▸ Trecho
'''

'Os furos e brechas nas nossas leis são gritantes', desabafa jovem

Redação


Vitor Suarez Cunha se diz decepcionado com a Justiça. Após ser espancado em fevereiro deste ano por cinco rapazes em uma praça da Ilha do Governador quando tentava defender um mendigo, seus agressores foram libertados da cadeia no último sábado. O jovem iniciou uma campanha, nesta segunda-feira, através do Twitter usando a hashtag #justicavitorsuarez, na tentativa de levar o assunto aos tópicos mais comentados da rede social

"Estou de luto, e não é de hoje. Não estou de luto só por mim, mas por todos nós que formamos um corpo chamado sociedade. Recentemente tive a notícia de que meus agressores estão em casa. Eu aqui, longe de tudo e de todos que cresci, longe dos meus amigos e família. Mesmo com vídeos, provas, fotos, e meu corpo sendo a maior prova de todo esse processo, os caras que quase me mataram estão livres. Os furos e brechas nas nossas leis são gritantes", indignou-se em um texto publicado em seu blog.

Em sentença proferida na última sexta-feira, o juiz Murilo Kieling, da 3ª Vara Criminal da Capital, decidiu pela desclassificação do crime. Com esta decisão, Tadeu Assad Farelli Ferreira, William Bonfim Nobre Freitas, Fellipe de Melo Santos, Edson Luis dos Santos Junior e Rafael Zanini Maiolino não serão julgados por um júri popular, e o processo será distribuído para uma vara criminal comum, a quem caberá analisar a denúncia e as provas.

Segundo o magistrado, para o reconhecimento da tentativa de homicídio doloso é indispensável que se demonstre o dolo de matar por meio de elementos objetivos. Entretanto, para o juiz, de acordo com as provas analisadas nos autos, não ficou configurada a intenção de matar por parte dos réus.

'''

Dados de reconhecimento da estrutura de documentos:
'''

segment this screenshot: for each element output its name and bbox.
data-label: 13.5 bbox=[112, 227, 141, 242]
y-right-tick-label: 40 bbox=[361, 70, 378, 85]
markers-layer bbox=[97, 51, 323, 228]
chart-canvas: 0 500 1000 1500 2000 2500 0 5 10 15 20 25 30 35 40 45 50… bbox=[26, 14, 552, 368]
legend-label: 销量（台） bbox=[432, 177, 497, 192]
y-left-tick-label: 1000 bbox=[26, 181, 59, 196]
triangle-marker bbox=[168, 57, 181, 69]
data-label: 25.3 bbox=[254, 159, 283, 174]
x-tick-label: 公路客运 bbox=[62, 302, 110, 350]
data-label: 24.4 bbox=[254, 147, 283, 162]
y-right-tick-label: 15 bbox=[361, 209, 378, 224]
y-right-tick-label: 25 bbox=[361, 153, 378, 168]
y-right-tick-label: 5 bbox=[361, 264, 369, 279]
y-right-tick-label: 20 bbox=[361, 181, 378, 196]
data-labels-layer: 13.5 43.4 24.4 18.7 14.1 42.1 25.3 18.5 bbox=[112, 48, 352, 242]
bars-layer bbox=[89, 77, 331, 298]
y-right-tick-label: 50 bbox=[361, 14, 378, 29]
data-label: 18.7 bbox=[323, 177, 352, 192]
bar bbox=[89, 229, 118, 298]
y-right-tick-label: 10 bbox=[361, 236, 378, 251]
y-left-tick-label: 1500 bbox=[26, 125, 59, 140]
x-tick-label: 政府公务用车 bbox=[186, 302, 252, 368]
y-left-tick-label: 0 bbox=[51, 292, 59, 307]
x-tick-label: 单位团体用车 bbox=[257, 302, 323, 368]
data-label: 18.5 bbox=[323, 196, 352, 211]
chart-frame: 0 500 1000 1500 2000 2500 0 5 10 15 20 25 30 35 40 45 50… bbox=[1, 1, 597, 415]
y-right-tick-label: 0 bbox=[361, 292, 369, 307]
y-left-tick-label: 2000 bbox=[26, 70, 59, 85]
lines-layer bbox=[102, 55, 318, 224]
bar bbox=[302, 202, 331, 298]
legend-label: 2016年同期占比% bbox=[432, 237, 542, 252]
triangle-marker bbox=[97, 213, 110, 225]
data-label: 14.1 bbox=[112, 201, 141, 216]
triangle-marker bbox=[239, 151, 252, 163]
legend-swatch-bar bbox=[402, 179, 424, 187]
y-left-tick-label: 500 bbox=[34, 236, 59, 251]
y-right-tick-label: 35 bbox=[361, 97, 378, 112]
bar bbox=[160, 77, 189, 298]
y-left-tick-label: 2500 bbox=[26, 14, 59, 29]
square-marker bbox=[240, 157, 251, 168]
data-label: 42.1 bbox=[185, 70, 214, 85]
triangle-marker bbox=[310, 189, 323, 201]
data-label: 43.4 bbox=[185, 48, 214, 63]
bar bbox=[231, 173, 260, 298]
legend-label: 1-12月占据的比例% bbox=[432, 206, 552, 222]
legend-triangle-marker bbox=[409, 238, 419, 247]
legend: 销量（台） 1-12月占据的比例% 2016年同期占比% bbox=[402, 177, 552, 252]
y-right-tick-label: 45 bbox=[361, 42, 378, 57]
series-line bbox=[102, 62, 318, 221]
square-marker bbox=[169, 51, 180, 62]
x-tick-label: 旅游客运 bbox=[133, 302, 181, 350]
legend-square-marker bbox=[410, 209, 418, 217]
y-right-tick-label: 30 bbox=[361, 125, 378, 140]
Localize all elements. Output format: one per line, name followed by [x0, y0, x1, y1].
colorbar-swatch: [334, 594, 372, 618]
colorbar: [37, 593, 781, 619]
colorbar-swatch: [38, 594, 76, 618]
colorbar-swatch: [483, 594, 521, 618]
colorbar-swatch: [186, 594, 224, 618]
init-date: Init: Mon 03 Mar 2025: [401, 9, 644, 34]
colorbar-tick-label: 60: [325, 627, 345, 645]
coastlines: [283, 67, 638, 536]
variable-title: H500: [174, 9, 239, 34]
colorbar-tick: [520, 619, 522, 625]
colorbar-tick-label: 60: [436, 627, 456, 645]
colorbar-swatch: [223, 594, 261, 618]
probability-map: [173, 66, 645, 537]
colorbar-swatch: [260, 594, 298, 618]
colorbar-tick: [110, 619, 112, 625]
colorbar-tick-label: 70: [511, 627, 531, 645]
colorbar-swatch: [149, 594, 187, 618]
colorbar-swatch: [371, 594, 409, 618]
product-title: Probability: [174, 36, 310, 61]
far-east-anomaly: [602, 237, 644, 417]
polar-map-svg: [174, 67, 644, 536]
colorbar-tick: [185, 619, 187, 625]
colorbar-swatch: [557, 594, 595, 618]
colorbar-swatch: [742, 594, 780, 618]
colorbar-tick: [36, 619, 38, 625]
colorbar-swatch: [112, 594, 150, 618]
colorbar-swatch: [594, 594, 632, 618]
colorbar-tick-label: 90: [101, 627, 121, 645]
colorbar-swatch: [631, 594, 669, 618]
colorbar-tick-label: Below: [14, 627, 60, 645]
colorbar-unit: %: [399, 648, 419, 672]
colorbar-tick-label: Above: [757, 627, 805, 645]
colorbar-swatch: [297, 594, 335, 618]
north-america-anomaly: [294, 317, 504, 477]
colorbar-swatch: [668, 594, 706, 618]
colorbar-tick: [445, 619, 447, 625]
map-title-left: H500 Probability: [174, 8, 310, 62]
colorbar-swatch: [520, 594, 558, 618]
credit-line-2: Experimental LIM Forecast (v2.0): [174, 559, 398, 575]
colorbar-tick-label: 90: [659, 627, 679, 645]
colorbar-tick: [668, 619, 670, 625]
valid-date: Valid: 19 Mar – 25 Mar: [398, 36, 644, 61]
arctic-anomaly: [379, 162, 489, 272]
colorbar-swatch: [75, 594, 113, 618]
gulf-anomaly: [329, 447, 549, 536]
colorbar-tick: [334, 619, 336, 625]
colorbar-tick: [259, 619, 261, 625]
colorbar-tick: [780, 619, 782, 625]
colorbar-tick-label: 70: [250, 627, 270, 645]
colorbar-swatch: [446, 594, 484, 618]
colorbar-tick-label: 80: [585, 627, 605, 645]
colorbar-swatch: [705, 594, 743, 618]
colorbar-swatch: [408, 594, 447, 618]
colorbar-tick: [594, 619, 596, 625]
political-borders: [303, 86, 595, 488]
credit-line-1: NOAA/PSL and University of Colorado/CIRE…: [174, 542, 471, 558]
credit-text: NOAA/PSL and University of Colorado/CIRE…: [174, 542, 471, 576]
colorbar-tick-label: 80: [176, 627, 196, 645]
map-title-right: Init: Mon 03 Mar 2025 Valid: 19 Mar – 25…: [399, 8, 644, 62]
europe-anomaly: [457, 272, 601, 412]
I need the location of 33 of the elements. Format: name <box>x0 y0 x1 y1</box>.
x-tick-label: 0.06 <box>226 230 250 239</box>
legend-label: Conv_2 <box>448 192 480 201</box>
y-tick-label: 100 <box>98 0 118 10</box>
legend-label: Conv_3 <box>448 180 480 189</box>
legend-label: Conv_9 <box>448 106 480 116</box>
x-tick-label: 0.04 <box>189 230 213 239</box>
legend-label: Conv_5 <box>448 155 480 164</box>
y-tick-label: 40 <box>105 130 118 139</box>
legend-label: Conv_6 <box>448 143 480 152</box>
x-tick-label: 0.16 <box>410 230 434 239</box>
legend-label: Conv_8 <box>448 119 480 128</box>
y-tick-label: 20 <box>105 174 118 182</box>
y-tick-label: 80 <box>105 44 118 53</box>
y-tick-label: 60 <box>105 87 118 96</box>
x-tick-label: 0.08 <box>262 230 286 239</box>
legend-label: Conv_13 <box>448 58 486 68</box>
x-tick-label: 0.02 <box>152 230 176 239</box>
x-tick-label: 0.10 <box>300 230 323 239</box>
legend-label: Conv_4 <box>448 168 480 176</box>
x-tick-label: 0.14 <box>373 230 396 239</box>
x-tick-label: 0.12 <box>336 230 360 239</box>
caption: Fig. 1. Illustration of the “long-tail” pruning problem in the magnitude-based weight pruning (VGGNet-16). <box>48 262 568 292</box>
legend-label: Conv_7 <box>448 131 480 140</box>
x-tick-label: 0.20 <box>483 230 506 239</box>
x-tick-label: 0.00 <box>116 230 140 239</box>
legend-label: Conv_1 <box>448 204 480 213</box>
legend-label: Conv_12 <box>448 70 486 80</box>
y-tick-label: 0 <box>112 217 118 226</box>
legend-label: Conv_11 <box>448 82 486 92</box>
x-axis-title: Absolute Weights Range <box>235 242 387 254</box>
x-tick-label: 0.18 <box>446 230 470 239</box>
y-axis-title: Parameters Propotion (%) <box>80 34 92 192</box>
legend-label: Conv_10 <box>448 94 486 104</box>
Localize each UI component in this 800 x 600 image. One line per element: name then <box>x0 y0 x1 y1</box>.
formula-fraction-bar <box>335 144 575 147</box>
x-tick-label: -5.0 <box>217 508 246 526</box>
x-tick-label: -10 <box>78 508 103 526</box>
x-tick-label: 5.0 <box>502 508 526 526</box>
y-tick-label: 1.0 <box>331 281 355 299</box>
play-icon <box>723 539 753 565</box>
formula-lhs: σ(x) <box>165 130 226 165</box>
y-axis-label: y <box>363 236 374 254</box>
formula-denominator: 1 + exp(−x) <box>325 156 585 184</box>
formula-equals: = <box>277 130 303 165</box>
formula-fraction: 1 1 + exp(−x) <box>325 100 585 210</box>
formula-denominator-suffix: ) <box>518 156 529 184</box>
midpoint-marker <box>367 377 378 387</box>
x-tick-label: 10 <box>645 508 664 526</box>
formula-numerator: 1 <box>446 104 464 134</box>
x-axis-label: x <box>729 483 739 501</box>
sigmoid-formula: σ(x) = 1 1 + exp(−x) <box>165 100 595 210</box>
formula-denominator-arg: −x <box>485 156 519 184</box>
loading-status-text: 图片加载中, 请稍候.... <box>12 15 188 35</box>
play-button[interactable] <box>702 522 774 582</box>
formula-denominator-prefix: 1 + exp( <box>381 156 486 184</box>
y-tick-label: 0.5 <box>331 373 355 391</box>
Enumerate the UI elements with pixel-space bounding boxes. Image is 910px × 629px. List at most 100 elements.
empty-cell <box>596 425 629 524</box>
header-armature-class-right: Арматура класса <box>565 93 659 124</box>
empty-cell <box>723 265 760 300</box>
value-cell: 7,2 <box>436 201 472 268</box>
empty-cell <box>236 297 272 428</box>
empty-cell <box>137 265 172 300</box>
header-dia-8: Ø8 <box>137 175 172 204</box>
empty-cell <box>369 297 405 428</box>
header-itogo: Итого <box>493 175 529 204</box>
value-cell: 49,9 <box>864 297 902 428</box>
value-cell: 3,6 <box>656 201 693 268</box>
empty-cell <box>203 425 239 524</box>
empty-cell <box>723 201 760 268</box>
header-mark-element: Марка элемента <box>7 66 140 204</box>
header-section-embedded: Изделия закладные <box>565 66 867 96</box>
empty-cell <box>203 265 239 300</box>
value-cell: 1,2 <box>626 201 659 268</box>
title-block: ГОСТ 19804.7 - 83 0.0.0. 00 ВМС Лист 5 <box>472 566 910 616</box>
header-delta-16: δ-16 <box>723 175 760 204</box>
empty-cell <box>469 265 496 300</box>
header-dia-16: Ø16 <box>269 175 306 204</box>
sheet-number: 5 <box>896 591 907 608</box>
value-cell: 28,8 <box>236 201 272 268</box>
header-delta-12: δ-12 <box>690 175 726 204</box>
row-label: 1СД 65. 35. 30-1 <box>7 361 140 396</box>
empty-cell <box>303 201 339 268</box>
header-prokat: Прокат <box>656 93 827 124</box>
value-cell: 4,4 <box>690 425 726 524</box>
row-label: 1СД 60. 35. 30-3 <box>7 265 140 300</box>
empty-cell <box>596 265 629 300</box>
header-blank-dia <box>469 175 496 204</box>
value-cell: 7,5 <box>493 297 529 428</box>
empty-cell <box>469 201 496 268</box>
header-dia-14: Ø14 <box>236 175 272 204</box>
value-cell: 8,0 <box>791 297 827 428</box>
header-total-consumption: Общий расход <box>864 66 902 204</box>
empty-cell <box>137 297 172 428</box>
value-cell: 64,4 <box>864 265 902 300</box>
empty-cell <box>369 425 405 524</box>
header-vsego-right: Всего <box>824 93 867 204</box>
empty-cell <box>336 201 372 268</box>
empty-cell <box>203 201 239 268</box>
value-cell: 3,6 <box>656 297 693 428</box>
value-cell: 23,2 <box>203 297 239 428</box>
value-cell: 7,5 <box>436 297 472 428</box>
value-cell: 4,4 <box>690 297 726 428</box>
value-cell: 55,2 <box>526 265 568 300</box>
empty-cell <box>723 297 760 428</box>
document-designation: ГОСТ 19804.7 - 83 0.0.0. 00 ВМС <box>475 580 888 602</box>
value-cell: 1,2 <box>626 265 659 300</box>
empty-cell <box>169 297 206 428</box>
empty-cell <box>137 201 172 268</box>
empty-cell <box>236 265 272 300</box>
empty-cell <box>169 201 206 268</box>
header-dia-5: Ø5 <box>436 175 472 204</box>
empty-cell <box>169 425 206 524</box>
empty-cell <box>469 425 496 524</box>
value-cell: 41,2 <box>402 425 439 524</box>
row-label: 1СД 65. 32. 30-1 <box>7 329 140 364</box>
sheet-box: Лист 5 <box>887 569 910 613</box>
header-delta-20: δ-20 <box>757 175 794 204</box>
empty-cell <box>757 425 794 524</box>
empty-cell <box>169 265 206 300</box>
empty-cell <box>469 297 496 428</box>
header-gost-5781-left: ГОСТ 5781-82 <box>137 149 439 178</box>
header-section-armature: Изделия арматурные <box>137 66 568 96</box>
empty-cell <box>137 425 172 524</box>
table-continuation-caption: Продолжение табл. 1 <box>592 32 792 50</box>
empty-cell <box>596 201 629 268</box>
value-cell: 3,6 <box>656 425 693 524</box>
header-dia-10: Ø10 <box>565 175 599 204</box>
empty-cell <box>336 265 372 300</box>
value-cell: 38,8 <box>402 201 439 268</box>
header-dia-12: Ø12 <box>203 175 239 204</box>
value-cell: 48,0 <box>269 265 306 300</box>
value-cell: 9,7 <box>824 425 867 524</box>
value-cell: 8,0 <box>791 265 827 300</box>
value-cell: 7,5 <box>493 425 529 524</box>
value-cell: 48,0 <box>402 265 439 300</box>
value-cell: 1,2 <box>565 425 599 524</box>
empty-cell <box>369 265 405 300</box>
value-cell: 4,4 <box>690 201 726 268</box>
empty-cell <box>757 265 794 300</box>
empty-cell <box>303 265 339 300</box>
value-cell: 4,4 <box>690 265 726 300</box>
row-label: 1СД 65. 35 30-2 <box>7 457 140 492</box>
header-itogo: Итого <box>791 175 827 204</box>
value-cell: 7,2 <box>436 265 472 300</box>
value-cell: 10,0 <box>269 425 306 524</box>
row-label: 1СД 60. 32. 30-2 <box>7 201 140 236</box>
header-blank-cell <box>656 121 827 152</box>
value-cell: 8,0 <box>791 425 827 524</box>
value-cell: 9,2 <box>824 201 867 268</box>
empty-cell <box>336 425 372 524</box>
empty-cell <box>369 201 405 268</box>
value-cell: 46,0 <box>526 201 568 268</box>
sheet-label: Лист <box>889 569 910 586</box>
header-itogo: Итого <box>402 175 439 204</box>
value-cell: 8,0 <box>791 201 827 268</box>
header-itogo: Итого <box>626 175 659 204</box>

'''

▸ Item de trabalho 1
Diga se cada afirmação concorda com a notícia sobre Vitor Suarez Cunha, respondendo sim ou não e citando literalmente as palavras decisivas: (a) Os agressores foram libertados da cadeia no último sábado. (b) A campanha no Twitter começou na última sexta-feira. (c) Os réus serão julgados por um júri popular.
▸ Item de trabalho 2
Transcreva fielmente o trecho da notícia sobre Vitor Suarez Cunha entre "Segundo o magistrado, para" e "parte dos réus.", inclusive.
▸ Item de trabalho 3
Dê continuidade à notícia sobre Vitor Suarez Cunha a partir do ponto em que ela termina.
Não é preciso usar o material para nada.

▸ Resultado da tarefa 1
(a) Sim: "seus agressores foram libertados da cadeia no último sábado".
(b) Não: "O jovem iniciou uma campanha, nesta segunda-feira, através do Twitter".
(c) Não: "não serão julgados por um júri popular".

▸ Resultado da tarefa 2
Segundo o magistrado, para o reconhecimento da tentativa de homicídio doloso é indispensável que se demonstre o dolo de matar por meio de elementos objetivos. Entretanto, para o juiz, de acordo com as provas analisadas nos autos, não ficou configurada a intenção de matar por parte dos réus.

▸ Resultado da tarefa 3
Na sentença, o magistrado determinou ainda a revogação da prisão preventiva do réu Rafael Zanini. Em relação aos acusados Tadeu, Willian, Fellipe e Edson Luis, foi convertida a prisão preventiva nas algumas medidas alternativas. Os réus ficam proibidos de qualquer contato ou aproximação física com a vítima Vitor Suarez Cunha e seus familiares; Eles são obrigados a comparecerem em juízo sempre no dia 30 de cada mês, ou no primeiro dia útil seguinte, durante expediente forense, informando seus endereços residenciais e esclarecendo sobre suas atividades.

Os rapazes ficam proibidos ainda de se ausentarem do território do Estado sem prévia autorização judicial; ficam obrigados ao recolhimento domiciliar diário, inclusive aos finais de semana, no período compreendido entre às 20h e 6h, ressalvada a excepcionalidade para eventual atendimento médico-hospitalar ou nos demais casos precedidos de prévia autorização judicial.